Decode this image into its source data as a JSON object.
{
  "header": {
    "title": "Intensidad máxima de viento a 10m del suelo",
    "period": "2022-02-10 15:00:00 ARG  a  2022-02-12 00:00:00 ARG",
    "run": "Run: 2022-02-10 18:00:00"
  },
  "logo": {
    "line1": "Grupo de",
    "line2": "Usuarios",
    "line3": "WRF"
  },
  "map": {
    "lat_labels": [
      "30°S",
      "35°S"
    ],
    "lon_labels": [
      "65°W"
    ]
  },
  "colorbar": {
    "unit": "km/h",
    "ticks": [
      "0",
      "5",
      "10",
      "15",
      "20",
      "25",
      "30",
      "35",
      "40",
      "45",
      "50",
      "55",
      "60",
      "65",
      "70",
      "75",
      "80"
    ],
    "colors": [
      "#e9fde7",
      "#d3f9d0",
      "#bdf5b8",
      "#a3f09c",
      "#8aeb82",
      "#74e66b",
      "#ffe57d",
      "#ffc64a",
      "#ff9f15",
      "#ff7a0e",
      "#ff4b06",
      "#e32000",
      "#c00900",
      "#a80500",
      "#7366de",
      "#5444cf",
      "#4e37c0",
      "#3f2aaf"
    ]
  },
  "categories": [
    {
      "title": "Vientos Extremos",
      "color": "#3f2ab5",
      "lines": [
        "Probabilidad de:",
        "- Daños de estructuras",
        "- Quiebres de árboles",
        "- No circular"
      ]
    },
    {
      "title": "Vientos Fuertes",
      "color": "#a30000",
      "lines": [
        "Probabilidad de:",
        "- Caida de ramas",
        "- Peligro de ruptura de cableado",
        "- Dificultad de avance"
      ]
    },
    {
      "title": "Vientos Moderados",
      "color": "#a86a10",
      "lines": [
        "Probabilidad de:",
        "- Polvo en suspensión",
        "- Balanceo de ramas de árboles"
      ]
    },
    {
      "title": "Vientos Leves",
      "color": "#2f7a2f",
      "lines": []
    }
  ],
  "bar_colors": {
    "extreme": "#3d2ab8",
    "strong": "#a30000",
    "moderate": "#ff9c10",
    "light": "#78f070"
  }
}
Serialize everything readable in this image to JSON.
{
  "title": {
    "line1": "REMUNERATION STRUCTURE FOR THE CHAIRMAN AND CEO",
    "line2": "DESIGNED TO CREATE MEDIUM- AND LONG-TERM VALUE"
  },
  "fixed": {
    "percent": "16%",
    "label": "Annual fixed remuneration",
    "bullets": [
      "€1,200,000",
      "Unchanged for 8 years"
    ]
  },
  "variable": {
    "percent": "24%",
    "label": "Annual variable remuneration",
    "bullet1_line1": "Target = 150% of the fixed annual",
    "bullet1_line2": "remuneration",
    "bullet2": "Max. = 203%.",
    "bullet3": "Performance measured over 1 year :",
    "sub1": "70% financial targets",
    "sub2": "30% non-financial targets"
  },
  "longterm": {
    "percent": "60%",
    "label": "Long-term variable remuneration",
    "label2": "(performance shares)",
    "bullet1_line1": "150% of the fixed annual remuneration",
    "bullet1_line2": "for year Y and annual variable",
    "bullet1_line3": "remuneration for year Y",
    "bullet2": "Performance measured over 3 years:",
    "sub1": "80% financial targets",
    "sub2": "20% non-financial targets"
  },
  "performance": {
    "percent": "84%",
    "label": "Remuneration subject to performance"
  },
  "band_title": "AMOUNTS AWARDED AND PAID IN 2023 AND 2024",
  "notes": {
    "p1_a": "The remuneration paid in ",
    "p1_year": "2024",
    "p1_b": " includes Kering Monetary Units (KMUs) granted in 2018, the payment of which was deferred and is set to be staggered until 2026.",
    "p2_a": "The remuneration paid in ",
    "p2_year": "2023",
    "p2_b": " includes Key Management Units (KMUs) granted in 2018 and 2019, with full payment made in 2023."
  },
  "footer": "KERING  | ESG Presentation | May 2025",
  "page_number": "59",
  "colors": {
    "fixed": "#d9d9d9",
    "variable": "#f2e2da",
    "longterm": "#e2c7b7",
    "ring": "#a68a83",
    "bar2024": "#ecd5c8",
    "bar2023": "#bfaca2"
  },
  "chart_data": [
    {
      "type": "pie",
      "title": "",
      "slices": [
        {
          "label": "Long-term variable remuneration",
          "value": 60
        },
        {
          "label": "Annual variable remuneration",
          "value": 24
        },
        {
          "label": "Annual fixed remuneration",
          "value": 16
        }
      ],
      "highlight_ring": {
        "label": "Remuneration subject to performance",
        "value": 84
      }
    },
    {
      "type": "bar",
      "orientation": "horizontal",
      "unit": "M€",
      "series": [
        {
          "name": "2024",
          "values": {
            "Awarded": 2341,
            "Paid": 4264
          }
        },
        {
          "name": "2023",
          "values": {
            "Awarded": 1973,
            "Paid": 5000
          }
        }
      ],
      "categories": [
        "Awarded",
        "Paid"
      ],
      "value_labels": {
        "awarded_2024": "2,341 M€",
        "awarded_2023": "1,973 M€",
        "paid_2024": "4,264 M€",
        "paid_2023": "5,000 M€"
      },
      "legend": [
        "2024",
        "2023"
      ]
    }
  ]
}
____
Written instruction >> Word for word, restate all of the data shown above.

Right answer >>
Decode this image into its source data as a JSON object.
{
  "header": {
    "title": "Intensidad máxima de viento a 10m del suelo",
    "period": "2022-02-10 15:00:00 ARG  a  2022-02-12 00:00:00 ARG",
    "run": "Run: 2022-02-10 18:00:00"
  },
  "logo": {
    "line1": "Grupo de",
    "line2": "Usuarios",
    "line3": "WRF"
  },
  "map": {
    "lat_labels": [
      "30°S",
      "35°S"
    ],
    "lon_labels": [
      "65°W"
    ]
  },
  "colorbar": {
    "unit": "km/h",
    "ticks": [
      "0",
      "5",
      "10",
      "15",
      "20",
      "25",
      "30",
      "35",
      "40",
      "45",
      "50",
      "55",
      "60",
      "65",
      "70",
      "75",
      "80"
    ],
    "colors": [
      "#e9fde7",
      "#d3f9d0",
      "#bdf5b8",
      "#a3f09c",
      "#8aeb82",
      "#74e66b",
      "#ffe57d",
      "#ffc64a",
      "#ff9f15",
      "#ff7a0e",
      "#ff4b06",
      "#e32000",
      "#c00900",
      "#a80500",
      "#7366de",
      "#5444cf",
      "#4e37c0",
      "#3f2aaf"
    ]
  },
  "categories": [
    {
      "title": "Vientos Extremos",
      "color": "#3f2ab5",
      "lines": [
        "Probabilidad de:",
        "- Daños de estructuras",
        "- Quiebres de árboles",
        "- No circular"
      ]
    },
    {
      "title": "Vientos Fuertes",
      "color": "#a30000",
      "lines": [
        "Probabilidad de:",
        "- Caida de ramas",
        "- Peligro de ruptura de cableado",
        "- Dificultad de avance"
      ]
    },
    {
      "title": "Vientos Moderados",
      "color": "#a86a10",
      "lines": [
        "Probabilidad de:",
        "- Polvo en suspensión",
        "- Balanceo de ramas de árboles"
      ]
    },
    {
      "title": "Vientos Leves",
      "color": "#2f7a2f",
      "lines": []
    }
  ],
  "bar_colors": {
    "extreme": "#3d2ab8",
    "strong": "#a30000",
    "moderate": "#ff9c10",
    "light": "#78f070"
  }
}
Serialize everything readable in this image to JSON.
{
  "title": {
    "line1": "REMUNERATION STRUCTURE FOR THE CHAIRMAN AND CEO",
    "line2": "DESIGNED TO CREATE MEDIUM- AND LONG-TERM VALUE"
  },
  "fixed": {
    "percent": "16%",
    "label": "Annual fixed remuneration",
    "bullets": [
      "€1,200,000",
      "Unchanged for 8 years"
    ]
  },
  "variable": {
    "percent": "24%",
    "label": "Annual variable remuneration",
    "bullet1_line1": "Target = 150% of the fixed annual",
    "bullet1_line2": "remuneration",
    "bullet2": "Max. = 203%.",
    "bullet3": "Performance measured over 1 year :",
    "sub1": "70% financial targets",
    "sub2": "30% non-financial targets"
  },
  "longterm": {
    "percent": "60%",
    "label": "Long-term variable remuneration",
    "label2": "(performance shares)",
    "bullet1_line1": "150% of the fixed annual remuneration",
    "bullet1_line2": "for year Y and annual variable",
    "bullet1_line3": "remuneration for year Y",
    "bullet2": "Performance measured over 3 years:",
    "sub1": "80% financial targets",
    "sub2": "20% non-financial targets"
  },
  "performance": {
    "percent": "84%",
    "label": "Remuneration subject to performance"
  },
  "band_title": "AMOUNTS AWARDED AND PAID IN 2023 AND 2024",
  "notes": {
    "p1_a": "The remuneration paid in ",
    "p1_year": "2024",
    "p1_b": " includes Kering Monetary Units (KMUs) granted in 2018, the payment of which was deferred and is set to be staggered until 2026.",
    "p2_a": "The remuneration paid in ",
    "p2_year": "2023",
    "p2_b": " includes Key Management Units (KMUs) granted in 2018 and 2019, with full payment made in 2023."
  },
  "footer": "KERING  | ESG Presentation | May 2025",
  "page_number": "59",
  "colors": {
    "fixed": "#d9d9d9",
    "variable": "#f2e2da",
    "longterm": "#e2c7b7",
    "ring": "#a68a83",
    "bar2024": "#ecd5c8",
    "bar2023": "#bfaca2"
  },
  "chart_data": [
    {
      "type": "pie",
      "title": "",
      "slices": [
        {
          "label": "Long-term variable remuneration",
          "value": 60
        },
        {
          "label": "Annual variable remuneration",
          "value": 24
        },
        {
          "label": "Annual fixed remuneration",
          "value": 16
        }
      ],
      "highlight_ring": {
        "label": "Remuneration subject to performance",
        "value": 84
      }
    },
    {
      "type": "bar",
      "orientation": "horizontal",
      "unit": "M€",
      "series": [
        {
          "name": "2024",
          "values": {
            "Awarded": 2341,
            "Paid": 4264
          }
        },
        {
          "name": "2023",
          "values": {
            "Awarded": 1973,
            "Paid": 5000
          }
        }
      ],
      "categories": [
        "Awarded",
        "Paid"
      ],
      "value_labels": {
        "awarded_2024": "2,341 M€",
        "awarded_2023": "1,973 M€",
        "paid_2024": "4,264 M€",
        "paid_2023": "5,000 M€"
      },
      "legend": [
        "2024",
        "2023"
      ]
    }
  ]
}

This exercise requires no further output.